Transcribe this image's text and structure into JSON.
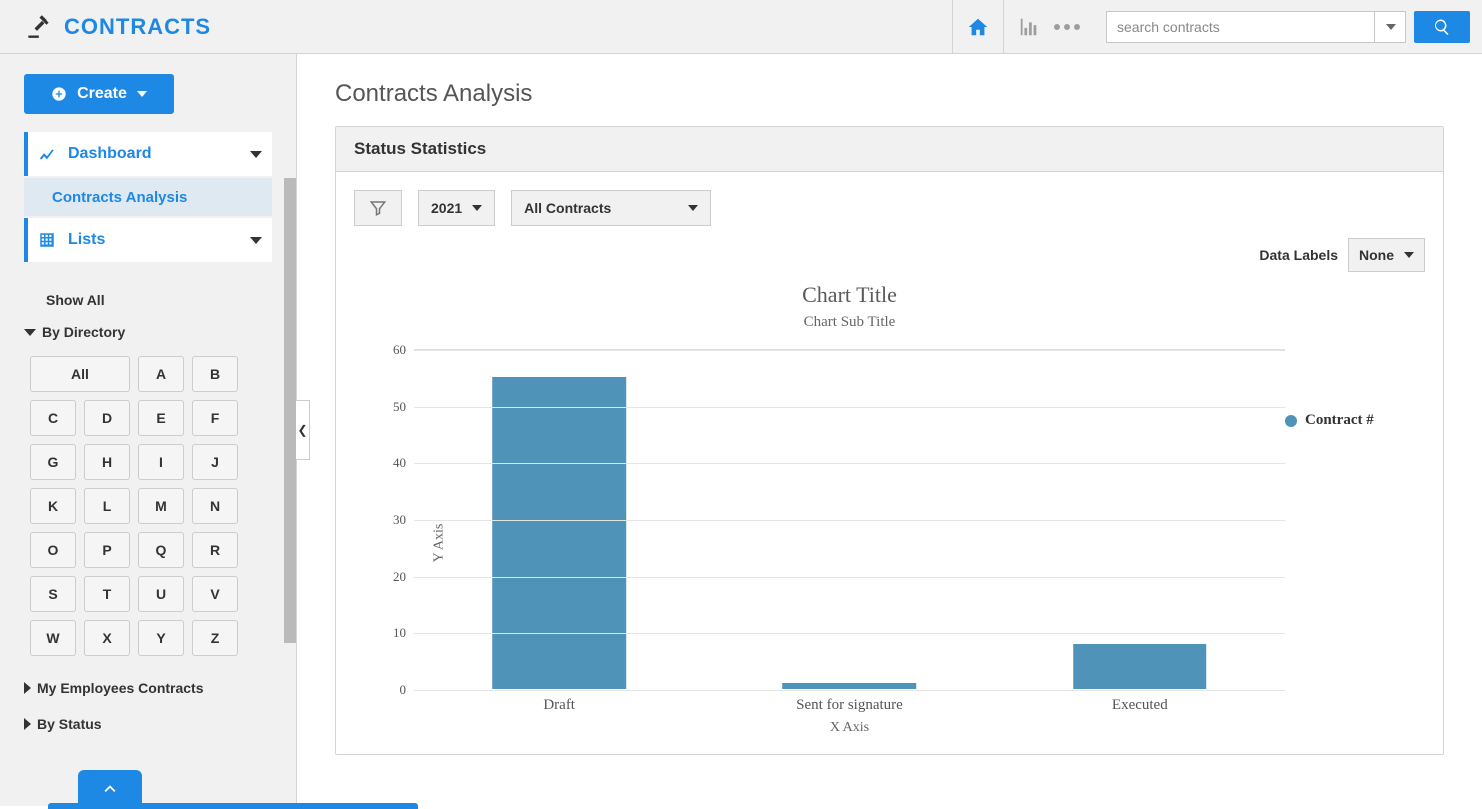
{
  "brand": {
    "title": "CONTRACTS"
  },
  "topbar": {
    "search_placeholder": "search contracts"
  },
  "sidebar": {
    "create_label": "Create",
    "nav": {
      "dashboard": "Dashboard",
      "contracts_analysis": "Contracts Analysis",
      "lists": "Lists"
    },
    "show_all": "Show All",
    "by_directory": "By Directory",
    "alpha": [
      "All",
      "A",
      "B",
      "C",
      "D",
      "E",
      "F",
      "G",
      "H",
      "I",
      "J",
      "K",
      "L",
      "M",
      "N",
      "O",
      "P",
      "Q",
      "R",
      "S",
      "T",
      "U",
      "V",
      "W",
      "X",
      "Y",
      "Z"
    ],
    "my_employees_contracts": "My Employees Contracts",
    "by_status": "By Status"
  },
  "page": {
    "title": "Contracts Analysis"
  },
  "panel": {
    "title": "Status Statistics",
    "controls": {
      "year": "2021",
      "scope": "All Contracts"
    },
    "data_labels": {
      "label": "Data Labels",
      "value": "None"
    }
  },
  "chart_data": {
    "type": "bar",
    "title": "Chart Title",
    "subtitle": "Chart Sub Title",
    "xlabel": "X Axis",
    "ylabel": "Y Axis",
    "ylim": [
      0,
      60
    ],
    "y_ticks": [
      0,
      10,
      20,
      30,
      40,
      50,
      60
    ],
    "categories": [
      "Draft",
      "Sent for signature",
      "Executed"
    ],
    "series": [
      {
        "name": "Contract #",
        "values": [
          55,
          1,
          8
        ],
        "color": "#4f93b8"
      }
    ]
  }
}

-----

Print the listing above in full, exactly as written. Omit any pictures.

> _PROBLEM SOLUTION_
Transcribe this image's text and structure into JSON.
{
  "brand": {
    "title": "CONTRACTS"
  },
  "topbar": {
    "search_placeholder": "search contracts"
  },
  "sidebar": {
    "create_label": "Create",
    "nav": {
      "dashboard": "Dashboard",
      "contracts_analysis": "Contracts Analysis",
      "lists": "Lists"
    },
    "show_all": "Show All",
    "by_directory": "By Directory",
    "alpha": [
      "All",
      "A",
      "B",
      "C",
      "D",
      "E",
      "F",
      "G",
      "H",
      "I",
      "J",
      "K",
      "L",
      "M",
      "N",
      "O",
      "P",
      "Q",
      "R",
      "S",
      "T",
      "U",
      "V",
      "W",
      "X",
      "Y",
      "Z"
    ],
    "my_employees_contracts": "My Employees Contracts",
    "by_status": "By Status"
  },
  "page": {
    "title": "Contracts Analysis"
  },
  "panel": {
    "title": "Status Statistics",
    "controls": {
      "year": "2021",
      "scope": "All Contracts"
    },
    "data_labels": {
      "label": "Data Labels",
      "value": "None"
    }
  },
  "chart_data": {
    "type": "bar",
    "title": "Chart Title",
    "subtitle": "Chart Sub Title",
    "xlabel": "X Axis",
    "ylabel": "Y Axis",
    "ylim": [
      0,
      60
    ],
    "y_ticks": [
      0,
      10,
      20,
      30,
      40,
      50,
      60
    ],
    "categories": [
      "Draft",
      "Sent for signature",
      "Executed"
    ],
    "series": [
      {
        "name": "Contract #",
        "values": [
          55,
          1,
          8
        ],
        "color": "#4f93b8"
      }
    ]
  }
}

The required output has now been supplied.